— start —

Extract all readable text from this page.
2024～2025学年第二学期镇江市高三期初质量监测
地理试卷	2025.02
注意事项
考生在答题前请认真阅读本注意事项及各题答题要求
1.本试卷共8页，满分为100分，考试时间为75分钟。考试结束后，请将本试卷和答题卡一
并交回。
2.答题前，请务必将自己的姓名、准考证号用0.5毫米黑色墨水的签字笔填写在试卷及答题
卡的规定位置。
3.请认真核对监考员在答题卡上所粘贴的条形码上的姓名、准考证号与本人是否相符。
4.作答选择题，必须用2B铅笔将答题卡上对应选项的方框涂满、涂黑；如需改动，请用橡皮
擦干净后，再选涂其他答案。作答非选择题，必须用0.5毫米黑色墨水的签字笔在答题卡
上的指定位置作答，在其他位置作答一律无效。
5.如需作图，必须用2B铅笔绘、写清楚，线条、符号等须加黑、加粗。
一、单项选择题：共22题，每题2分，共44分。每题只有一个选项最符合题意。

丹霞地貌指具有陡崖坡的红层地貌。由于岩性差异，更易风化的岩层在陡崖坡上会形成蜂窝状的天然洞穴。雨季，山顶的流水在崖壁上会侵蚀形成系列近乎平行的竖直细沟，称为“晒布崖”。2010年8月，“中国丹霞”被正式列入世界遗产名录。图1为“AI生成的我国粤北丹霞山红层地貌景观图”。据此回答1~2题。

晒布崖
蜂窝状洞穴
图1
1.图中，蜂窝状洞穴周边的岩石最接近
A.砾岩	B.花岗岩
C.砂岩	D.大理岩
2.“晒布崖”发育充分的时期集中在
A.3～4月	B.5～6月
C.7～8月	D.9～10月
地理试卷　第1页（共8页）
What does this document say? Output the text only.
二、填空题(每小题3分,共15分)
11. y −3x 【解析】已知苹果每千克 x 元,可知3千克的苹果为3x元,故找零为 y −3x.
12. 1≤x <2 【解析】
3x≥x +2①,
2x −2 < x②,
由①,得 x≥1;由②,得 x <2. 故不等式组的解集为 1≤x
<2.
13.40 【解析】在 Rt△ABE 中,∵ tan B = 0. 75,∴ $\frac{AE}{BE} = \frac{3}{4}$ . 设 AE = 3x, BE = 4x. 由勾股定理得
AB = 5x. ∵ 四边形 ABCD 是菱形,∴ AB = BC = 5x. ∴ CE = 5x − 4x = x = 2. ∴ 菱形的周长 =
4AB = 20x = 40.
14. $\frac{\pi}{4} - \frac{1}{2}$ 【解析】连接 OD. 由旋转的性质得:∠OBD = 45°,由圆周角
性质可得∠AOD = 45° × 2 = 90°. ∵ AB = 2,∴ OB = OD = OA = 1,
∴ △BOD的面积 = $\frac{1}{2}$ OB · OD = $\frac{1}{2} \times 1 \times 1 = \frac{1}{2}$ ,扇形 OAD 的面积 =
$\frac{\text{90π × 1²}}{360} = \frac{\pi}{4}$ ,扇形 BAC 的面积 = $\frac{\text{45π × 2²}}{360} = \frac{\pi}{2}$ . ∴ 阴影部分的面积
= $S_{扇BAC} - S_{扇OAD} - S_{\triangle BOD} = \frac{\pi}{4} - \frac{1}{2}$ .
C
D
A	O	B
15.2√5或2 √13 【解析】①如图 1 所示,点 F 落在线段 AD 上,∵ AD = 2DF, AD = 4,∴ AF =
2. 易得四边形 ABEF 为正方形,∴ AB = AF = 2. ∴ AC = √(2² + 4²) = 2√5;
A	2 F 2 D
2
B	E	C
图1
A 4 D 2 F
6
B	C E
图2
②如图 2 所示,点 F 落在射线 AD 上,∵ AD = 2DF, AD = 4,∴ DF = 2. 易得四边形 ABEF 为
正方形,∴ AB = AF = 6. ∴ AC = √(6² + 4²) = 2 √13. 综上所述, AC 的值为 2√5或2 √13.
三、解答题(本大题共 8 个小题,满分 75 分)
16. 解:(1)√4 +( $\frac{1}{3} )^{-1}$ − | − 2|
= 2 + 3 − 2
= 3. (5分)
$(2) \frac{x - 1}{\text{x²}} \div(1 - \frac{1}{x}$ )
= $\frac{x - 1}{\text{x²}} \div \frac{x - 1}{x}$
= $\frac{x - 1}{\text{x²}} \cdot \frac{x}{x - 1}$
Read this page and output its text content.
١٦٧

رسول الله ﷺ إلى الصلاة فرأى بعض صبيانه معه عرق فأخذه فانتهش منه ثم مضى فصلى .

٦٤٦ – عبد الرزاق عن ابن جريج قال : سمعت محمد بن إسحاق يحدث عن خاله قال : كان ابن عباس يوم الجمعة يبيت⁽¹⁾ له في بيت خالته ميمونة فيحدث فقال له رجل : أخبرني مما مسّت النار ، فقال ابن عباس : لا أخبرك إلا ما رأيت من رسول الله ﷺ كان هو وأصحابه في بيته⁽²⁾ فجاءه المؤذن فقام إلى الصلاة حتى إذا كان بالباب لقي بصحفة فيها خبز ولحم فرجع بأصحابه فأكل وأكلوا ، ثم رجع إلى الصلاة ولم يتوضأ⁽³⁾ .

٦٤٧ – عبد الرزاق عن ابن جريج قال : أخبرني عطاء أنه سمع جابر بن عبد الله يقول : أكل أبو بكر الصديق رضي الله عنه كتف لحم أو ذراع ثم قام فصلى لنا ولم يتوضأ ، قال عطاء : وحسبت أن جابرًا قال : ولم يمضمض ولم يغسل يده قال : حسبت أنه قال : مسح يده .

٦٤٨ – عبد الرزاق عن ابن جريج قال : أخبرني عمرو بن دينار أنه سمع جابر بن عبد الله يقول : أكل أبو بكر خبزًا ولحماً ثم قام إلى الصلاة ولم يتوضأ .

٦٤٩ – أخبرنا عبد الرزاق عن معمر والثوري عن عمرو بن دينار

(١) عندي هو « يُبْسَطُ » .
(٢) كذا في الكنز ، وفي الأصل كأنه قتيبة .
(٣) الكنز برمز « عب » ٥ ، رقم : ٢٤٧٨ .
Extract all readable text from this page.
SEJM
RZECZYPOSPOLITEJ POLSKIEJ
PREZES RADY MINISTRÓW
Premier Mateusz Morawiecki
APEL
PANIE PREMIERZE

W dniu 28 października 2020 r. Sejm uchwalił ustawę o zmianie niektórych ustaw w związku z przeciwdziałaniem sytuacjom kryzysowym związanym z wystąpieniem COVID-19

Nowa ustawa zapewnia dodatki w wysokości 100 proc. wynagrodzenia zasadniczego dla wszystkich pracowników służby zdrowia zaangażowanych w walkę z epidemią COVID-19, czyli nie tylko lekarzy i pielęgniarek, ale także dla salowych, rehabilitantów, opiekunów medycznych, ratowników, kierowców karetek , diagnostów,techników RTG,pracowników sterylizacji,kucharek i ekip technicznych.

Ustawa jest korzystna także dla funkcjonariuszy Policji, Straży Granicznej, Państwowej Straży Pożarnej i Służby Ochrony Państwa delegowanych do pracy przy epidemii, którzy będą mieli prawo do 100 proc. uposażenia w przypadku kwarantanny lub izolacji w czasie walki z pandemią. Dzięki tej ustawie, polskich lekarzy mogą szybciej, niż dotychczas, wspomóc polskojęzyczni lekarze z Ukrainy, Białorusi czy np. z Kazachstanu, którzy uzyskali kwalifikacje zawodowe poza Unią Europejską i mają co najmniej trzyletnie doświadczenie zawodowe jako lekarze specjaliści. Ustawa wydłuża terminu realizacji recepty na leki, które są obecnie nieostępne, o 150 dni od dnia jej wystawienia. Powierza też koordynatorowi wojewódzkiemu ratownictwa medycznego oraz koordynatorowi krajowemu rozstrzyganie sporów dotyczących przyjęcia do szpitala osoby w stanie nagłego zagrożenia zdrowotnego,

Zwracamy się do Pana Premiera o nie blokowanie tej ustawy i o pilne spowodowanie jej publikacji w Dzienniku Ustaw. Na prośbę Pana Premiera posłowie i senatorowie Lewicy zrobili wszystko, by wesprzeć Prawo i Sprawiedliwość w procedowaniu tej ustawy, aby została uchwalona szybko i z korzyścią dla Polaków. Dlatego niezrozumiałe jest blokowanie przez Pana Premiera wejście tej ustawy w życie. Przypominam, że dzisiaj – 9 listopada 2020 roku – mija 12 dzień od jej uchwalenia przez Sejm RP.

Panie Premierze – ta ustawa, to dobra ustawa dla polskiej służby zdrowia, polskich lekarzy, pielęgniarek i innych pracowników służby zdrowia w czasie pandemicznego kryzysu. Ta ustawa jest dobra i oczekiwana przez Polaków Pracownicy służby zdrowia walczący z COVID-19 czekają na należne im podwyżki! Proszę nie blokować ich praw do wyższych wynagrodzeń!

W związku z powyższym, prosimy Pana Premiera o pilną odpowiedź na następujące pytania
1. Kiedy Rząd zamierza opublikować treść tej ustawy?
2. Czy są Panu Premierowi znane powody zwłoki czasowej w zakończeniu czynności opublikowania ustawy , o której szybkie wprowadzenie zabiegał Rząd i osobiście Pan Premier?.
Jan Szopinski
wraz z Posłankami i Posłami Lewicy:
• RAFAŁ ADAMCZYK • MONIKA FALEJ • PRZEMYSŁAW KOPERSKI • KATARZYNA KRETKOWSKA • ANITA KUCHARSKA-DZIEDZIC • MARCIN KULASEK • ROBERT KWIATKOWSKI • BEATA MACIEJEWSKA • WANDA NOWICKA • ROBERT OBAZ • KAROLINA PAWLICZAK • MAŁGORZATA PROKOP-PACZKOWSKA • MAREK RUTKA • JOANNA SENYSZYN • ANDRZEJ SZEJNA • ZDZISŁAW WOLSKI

— end —

▸ Exercise objective
Pull every line containing "this" from the data.

▸ Task output
Extract all readable text from this page.
What does this document say? Output the text only.
Read this page and output its text content.
Extract all readable text from this page.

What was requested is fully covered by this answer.